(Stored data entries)
────────

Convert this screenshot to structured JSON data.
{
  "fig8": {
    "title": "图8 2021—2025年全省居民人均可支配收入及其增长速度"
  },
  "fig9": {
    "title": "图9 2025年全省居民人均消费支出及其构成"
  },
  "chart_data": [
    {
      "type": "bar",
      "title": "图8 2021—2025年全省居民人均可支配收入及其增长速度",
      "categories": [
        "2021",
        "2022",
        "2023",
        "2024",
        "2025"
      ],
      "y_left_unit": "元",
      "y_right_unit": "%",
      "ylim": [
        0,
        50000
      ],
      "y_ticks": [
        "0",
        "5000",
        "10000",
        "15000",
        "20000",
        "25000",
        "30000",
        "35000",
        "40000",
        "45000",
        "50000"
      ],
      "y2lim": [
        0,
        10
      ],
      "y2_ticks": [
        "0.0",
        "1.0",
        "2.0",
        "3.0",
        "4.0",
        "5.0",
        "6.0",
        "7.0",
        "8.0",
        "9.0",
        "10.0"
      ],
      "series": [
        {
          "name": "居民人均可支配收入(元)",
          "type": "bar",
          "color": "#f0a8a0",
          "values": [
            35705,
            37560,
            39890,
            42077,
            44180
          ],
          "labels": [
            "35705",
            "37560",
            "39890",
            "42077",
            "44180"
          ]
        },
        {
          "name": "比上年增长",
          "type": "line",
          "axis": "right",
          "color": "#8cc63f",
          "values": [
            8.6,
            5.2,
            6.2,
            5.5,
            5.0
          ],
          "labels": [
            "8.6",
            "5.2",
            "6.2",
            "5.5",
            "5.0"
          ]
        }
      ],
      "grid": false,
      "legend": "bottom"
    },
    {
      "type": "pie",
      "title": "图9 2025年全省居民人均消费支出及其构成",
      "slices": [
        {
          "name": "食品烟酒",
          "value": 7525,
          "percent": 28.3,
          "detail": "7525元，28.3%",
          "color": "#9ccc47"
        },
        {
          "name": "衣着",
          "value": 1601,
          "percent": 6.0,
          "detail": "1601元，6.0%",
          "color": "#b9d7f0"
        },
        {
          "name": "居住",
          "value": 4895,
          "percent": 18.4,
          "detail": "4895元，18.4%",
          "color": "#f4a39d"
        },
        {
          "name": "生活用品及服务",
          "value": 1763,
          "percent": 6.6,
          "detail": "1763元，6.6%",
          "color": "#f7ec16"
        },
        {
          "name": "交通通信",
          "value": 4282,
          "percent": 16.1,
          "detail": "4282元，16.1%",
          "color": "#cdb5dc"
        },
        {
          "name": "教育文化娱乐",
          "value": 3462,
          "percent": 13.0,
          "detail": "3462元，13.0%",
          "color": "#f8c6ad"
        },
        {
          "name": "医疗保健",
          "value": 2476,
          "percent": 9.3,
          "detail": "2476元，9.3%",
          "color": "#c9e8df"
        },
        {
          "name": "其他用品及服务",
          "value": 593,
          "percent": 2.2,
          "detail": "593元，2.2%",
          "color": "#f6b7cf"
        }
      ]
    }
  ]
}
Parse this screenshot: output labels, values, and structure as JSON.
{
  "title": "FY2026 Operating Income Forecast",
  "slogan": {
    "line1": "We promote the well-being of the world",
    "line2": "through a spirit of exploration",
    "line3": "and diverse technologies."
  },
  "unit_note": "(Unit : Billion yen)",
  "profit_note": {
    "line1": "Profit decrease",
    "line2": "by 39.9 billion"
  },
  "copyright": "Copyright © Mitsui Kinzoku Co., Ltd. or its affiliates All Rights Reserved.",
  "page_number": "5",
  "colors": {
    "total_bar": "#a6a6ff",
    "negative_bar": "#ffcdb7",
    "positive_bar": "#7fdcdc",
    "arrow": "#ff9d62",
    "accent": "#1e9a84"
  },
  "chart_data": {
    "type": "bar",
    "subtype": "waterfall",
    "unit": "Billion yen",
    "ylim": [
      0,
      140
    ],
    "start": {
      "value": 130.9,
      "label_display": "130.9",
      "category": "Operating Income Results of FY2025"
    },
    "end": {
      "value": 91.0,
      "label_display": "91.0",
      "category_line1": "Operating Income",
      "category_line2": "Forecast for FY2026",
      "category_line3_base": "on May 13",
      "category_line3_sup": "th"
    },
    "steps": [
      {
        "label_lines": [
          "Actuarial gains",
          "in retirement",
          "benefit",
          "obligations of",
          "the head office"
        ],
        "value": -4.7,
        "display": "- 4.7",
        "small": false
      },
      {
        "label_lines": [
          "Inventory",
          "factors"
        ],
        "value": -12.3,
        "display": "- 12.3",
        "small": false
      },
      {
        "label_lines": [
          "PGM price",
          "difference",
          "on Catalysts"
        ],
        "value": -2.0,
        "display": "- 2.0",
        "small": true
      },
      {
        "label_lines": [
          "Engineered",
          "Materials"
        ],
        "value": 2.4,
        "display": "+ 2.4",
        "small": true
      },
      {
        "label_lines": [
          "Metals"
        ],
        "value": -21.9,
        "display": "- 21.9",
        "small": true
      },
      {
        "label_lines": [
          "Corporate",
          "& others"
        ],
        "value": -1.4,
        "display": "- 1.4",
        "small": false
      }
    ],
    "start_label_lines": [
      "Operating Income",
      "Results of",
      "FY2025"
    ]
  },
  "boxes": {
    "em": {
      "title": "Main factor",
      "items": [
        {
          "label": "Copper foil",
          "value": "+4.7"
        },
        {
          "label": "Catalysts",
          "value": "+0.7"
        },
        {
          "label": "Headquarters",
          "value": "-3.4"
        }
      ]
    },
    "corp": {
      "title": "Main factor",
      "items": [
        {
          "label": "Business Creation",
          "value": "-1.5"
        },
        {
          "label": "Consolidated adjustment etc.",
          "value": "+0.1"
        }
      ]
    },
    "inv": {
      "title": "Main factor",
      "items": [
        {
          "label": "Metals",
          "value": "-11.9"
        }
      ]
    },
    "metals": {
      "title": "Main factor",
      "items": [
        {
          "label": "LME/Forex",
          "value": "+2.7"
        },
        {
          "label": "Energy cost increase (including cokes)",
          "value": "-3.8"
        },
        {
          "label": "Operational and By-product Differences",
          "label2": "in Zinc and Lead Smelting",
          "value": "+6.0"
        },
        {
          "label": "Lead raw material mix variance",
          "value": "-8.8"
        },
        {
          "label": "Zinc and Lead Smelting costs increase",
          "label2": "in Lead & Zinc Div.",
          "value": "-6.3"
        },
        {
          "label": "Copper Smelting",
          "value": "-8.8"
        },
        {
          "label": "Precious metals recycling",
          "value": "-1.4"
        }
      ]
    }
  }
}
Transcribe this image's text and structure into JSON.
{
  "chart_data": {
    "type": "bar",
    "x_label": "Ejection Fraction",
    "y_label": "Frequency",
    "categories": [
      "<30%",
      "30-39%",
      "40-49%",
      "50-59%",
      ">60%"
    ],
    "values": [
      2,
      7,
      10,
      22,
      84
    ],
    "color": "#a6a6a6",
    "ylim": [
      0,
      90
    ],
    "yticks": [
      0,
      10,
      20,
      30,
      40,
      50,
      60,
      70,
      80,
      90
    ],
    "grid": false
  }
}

────────

- WRITTEN PROBLEM
Look through the listing and extract every line with "Forecast" in it.

- CORRECT RESULT
  "title": "FY2026 Operating Income Forecast",
      "category_line2": "Forecast for FY2026",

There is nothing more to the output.